**Exercise prompt**
Pick out every line of the entries below where "Region" occurs, and copy those lines.

**Data rows**
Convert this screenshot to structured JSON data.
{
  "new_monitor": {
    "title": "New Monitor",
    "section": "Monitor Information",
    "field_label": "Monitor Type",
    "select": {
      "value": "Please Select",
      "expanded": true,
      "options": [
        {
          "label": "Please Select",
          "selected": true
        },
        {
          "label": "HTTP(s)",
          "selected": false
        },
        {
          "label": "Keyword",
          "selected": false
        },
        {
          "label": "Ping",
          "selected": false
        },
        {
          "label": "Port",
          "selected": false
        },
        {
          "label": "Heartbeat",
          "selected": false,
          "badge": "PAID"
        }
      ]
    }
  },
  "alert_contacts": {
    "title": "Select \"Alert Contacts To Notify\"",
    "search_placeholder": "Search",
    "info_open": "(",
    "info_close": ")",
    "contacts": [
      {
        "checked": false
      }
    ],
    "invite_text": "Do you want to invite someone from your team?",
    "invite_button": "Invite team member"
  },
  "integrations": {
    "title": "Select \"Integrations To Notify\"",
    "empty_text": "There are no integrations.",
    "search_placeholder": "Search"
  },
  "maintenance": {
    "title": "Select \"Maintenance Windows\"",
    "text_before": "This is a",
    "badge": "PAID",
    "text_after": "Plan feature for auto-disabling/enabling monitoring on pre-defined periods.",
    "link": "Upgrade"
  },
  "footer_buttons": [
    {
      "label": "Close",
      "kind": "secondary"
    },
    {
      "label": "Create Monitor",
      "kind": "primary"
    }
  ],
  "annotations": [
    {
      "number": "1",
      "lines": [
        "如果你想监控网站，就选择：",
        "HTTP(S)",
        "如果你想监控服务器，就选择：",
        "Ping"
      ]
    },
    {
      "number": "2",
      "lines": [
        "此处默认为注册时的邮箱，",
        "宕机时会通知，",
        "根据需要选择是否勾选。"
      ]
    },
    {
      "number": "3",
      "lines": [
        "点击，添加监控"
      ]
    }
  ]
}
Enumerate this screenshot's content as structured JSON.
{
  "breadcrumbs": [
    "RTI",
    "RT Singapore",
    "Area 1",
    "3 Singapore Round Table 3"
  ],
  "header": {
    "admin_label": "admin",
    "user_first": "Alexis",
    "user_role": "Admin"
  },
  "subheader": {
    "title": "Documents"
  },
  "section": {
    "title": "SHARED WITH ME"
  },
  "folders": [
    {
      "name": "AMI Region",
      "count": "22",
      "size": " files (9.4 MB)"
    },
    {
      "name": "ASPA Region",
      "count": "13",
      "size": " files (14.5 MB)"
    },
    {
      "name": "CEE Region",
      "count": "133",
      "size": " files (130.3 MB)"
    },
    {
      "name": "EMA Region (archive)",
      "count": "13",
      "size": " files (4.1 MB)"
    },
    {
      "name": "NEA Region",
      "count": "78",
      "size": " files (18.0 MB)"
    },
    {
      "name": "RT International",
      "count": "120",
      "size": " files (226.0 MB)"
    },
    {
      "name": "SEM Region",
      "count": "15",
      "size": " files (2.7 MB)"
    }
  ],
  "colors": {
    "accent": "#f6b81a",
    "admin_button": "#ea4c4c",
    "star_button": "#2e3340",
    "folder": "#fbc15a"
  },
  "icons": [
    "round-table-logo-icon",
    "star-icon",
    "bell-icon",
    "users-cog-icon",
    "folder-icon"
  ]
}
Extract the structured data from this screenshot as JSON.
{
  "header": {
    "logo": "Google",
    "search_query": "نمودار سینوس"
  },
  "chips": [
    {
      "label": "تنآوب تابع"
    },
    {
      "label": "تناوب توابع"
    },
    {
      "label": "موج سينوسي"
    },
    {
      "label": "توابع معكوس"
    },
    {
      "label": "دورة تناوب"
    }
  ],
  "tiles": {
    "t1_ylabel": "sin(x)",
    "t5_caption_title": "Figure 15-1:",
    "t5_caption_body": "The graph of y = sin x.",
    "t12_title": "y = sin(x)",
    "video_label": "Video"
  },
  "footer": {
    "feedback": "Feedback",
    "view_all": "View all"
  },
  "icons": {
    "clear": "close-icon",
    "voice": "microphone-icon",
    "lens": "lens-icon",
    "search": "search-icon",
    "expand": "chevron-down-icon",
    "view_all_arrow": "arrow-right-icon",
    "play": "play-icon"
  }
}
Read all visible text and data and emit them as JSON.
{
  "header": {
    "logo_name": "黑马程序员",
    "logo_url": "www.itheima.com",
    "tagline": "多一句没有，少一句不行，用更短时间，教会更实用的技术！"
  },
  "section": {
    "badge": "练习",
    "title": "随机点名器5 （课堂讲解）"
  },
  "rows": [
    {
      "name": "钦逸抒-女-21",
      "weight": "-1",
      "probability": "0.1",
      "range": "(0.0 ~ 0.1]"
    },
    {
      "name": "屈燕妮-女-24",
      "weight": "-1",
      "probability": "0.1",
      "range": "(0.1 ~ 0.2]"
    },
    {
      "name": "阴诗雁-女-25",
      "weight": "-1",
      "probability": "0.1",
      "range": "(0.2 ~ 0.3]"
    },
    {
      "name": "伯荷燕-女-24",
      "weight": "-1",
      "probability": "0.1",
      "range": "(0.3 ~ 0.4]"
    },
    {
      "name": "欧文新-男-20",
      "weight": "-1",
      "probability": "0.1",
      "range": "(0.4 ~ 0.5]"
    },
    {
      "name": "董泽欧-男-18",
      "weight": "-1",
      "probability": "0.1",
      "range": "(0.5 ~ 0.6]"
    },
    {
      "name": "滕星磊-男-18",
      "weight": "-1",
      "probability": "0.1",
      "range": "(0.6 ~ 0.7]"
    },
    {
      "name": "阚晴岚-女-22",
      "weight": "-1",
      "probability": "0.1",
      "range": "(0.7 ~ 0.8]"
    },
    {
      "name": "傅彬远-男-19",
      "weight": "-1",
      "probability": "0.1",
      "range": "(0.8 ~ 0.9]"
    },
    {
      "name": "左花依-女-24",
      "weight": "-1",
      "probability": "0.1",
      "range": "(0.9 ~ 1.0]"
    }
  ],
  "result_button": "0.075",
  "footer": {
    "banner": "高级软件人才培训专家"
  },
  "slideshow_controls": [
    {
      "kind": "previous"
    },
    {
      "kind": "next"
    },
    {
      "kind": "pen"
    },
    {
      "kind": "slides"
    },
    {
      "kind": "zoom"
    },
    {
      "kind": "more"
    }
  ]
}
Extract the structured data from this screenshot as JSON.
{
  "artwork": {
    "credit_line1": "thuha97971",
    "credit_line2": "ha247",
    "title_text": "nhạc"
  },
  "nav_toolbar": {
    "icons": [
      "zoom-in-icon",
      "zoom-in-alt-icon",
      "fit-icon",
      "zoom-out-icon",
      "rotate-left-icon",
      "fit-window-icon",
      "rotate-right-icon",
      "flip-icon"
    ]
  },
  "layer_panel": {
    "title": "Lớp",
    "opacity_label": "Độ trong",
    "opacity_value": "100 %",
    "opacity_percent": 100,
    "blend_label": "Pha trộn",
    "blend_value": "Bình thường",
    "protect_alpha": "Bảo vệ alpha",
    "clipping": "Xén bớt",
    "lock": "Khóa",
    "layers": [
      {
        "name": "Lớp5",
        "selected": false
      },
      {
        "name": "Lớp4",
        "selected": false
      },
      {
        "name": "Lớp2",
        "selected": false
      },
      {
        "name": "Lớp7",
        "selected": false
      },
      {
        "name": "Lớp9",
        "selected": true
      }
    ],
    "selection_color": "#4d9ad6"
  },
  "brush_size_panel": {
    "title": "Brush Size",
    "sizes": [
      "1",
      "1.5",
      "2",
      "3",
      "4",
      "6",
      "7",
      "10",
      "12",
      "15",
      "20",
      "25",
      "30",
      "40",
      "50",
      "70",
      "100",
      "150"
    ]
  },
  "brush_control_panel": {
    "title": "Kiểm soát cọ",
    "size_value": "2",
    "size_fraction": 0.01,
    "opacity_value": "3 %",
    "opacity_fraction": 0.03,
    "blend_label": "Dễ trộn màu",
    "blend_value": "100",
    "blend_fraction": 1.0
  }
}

**Solution for this problem**
      "name": "AMI Region",
      "name": "ASPA Region",
      "name": "CEE Region",
      "name": "EMA Region (archive)",
      "name": "NEA Region",
      "name": "SEM Region",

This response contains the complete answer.